### DIRECTIONS
Your task is to reproduce the entries below word for word.

[Stored items from a collection]
_____
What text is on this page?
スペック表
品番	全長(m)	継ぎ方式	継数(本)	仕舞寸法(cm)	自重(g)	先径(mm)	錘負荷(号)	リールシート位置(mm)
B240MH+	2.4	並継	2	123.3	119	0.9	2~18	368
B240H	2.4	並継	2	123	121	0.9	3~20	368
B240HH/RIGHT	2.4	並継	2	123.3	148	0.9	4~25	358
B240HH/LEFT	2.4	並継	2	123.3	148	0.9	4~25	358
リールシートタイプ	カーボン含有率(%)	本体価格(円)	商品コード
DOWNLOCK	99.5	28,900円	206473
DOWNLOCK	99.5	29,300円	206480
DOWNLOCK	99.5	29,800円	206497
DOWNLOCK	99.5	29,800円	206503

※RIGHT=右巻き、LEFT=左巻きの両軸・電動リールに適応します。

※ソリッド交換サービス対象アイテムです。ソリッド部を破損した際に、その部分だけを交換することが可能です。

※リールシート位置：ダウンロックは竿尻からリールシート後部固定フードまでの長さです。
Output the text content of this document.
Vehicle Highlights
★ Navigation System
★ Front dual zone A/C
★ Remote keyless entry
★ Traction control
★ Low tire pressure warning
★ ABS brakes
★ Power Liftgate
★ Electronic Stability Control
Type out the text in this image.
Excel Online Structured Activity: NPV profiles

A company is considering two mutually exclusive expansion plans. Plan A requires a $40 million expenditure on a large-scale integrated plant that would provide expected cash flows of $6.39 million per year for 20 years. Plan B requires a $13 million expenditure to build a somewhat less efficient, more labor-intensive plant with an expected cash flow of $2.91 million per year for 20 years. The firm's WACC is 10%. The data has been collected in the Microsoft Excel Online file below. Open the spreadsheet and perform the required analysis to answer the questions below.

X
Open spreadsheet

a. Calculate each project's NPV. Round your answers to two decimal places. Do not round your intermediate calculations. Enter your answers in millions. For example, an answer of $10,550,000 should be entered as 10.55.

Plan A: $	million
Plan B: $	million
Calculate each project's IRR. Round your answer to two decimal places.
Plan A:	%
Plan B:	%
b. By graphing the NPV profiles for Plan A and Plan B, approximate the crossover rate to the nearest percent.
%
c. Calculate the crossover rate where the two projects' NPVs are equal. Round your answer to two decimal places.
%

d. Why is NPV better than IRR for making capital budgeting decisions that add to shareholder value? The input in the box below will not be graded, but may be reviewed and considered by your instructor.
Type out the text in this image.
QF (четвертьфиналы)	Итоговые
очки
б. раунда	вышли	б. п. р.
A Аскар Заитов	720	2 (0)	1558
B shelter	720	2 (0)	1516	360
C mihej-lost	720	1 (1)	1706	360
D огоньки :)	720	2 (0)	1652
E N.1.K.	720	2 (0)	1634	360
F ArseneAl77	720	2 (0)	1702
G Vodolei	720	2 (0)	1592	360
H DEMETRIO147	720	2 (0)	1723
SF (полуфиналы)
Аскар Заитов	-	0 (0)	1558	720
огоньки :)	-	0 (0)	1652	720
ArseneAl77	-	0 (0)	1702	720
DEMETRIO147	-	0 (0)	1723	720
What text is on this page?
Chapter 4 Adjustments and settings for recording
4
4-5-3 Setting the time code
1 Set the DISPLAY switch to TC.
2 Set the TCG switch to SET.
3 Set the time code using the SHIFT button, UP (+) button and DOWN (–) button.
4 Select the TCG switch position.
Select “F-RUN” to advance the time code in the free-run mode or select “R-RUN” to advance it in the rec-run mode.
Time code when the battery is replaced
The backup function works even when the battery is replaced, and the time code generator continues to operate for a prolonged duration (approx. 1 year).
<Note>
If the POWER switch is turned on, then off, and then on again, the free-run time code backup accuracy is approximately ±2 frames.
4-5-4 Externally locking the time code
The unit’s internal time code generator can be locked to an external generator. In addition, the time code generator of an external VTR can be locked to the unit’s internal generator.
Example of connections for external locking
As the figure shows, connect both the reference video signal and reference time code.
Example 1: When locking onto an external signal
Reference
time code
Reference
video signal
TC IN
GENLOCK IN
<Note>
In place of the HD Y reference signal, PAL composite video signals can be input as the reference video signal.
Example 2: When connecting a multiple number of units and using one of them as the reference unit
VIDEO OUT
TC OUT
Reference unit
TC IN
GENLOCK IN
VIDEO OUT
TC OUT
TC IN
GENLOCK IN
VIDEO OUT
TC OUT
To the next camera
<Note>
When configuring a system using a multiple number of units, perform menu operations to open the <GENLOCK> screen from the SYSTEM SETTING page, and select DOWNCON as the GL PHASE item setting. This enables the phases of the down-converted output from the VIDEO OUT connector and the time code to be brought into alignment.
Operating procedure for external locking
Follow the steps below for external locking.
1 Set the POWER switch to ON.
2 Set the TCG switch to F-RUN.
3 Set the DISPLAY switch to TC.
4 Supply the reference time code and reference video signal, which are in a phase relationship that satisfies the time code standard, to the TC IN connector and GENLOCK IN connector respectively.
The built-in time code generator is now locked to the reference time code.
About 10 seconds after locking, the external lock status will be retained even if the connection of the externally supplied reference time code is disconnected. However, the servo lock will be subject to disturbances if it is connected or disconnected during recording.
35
_____
### WRITTEN REPLY
What text is on this page?
スペック表
品番	全長(m)	継ぎ方式	継数(本)	仕舞寸法(cm)	自重(g)	先径(mm)	錘負荷(号)	リールシート位置(mm)
B240MH+	2.4	並継	2	123.3	119	0.9	2~18	368
B240H	2.4	並継	2	123	121	0.9	3~20	368
B240HH/RIGHT	2.4	並継	2	123.3	148	0.9	4~25	358
B240HH/LEFT	2.4	並継	2	123.3	148	0.9	4~25	358
リールシートタイプ	カーボン含有率(%)	本体価格(円)	商品コード
DOWNLOCK	99.5	28,900円	206473
DOWNLOCK	99.5	29,300円	206480
DOWNLOCK	99.5	29,800円	206497
DOWNLOCK	99.5	29,800円	206503

※RIGHT=右巻き、LEFT=左巻きの両軸・電動リールに適応します。

※ソリッド交換サービス対象アイテムです。ソリッド部を破損した際に、その部分だけを交換することが可能です。

※リールシート位置：ダウンロックは竿尻からリールシート後部固定フードまでの長さです。
Output the text content of this document.
Vehicle Highlights
★ Navigation System
★ Front dual zone A/C
★ Remote keyless entry
★ Traction control
★ Low tire pressure warning
★ ABS brakes
★ Power Liftgate
★ Electronic Stability Control
Type out the text in this image.
Excel Online Structured Activity: NPV profiles

A company is considering two mutually exclusive expansion plans. Plan A requires a $40 million expenditure on a large-scale integrated plant that would provide expected cash flows of $6.39 million per year for 20 years. Plan B requires a $13 million expenditure to build a somewhat less efficient, more labor-intensive plant with an expected cash flow of $2.91 million per year for 20 years. The firm's WACC is 10%. The data has been collected in the Microsoft Excel Online file below. Open the spreadsheet and perform the required analysis to answer the questions below.

X
Open spreadsheet

a. Calculate each project's NPV. Round your answers to two decimal places. Do not round your intermediate calculations. Enter your answers in millions. For example, an answer of $10,550,000 should be entered as 10.55.

Plan A: $	million
Plan B: $	million
Calculate each project's IRR. Round your answer to two decimal places.
Plan A:	%
Plan B:	%
b. By graphing the NPV profiles for Plan A and Plan B, approximate the crossover rate to the nearest percent.
%
c. Calculate the crossover rate where the two projects' NPVs are equal. Round your answer to two decimal places.
%

d. Why is NPV better than IRR for making capital budgeting decisions that add to shareholder value? The input in the box below will not be graded, but may be reviewed and considered by your instructor.
Type out the text in this image.
QF (четвертьфиналы)	Итоговые
очки
б. раунда	вышли	б. п. р.
A Аскар Заитов	720	2 (0)	1558
B shelter	720	2 (0)	1516	360
C mihej-lost	720	1 (1)	1706	360
D огоньки :)	720	2 (0)	1652
E N.1.K.	720	2 (0)	1634	360
F ArseneAl77	720	2 (0)	1702
G Vodolei	720	2 (0)	1592	360
H DEMETRIO147	720	2 (0)	1723
SF (полуфиналы)
Аскар Заитов	-	0 (0)	1558	720
огоньки :)	-	0 (0)	1652	720
ArseneAl77	-	0 (0)	1702	720
DEMETRIO147	-	0 (0)	1723	720
What text is on this page?
Chapter 4 Adjustments and settings for recording
4
4-5-3 Setting the time code
1 Set the DISPLAY switch to TC.
2 Set the TCG switch to SET.
3 Set the time code using the SHIFT button, UP (+) button and DOWN (–) button.
4 Select the TCG switch position.
Select “F-RUN” to advance the time code in the free-run mode or select “R-RUN” to advance it in the rec-run mode.
Time code when the battery is replaced
The backup function works even when the battery is replaced, and the time code generator continues to operate for a prolonged duration (approx. 1 year).
<Note>
If the POWER switch is turned on, then off, and then on again, the free-run time code backup accuracy is approximately ±2 frames.
4-5-4 Externally locking the time code
The unit’s internal time code generator can be locked to an external generator. In addition, the time code generator of an external VTR can be locked to the unit’s internal generator.
Example of connections for external locking
As the figure shows, connect both the reference video signal and reference time code.
Example 1: When locking onto an external signal
Reference
time code
Reference
video signal
TC IN
GENLOCK IN
<Note>
In place of the HD Y reference signal, PAL composite video signals can be input as the reference video signal.
Example 2: When connecting a multiple number of units and using one of them as the reference unit
VIDEO OUT
TC OUT
Reference unit
TC IN
GENLOCK IN
VIDEO OUT
TC OUT
TC IN
GENLOCK IN
VIDEO OUT
TC OUT
To the next camera
<Note>
When configuring a system using a multiple number of units, perform menu operations to open the <GENLOCK> screen from the SYSTEM SETTING page, and select DOWNCON as the GL PHASE item setting. This enables the phases of the down-converted output from the VIDEO OUT connector and the time code to be brought into alignment.
Operating procedure for external locking
Follow the steps below for external locking.
1 Set the POWER switch to ON.
2 Set the TCG switch to F-RUN.
3 Set the DISPLAY switch to TC.
4 Supply the reference time code and reference video signal, which are in a phase relationship that satisfies the time code standard, to the TC IN connector and GENLOCK IN connector respectively.
The built-in time code generator is now locked to the reference time code.
About 10 seconds after locking, the external lock status will be retained even if the connection of the externally supplied reference time code is disconnected. However, the servo lock will be subject to disturbances if it is connected or disconnected during recording.
35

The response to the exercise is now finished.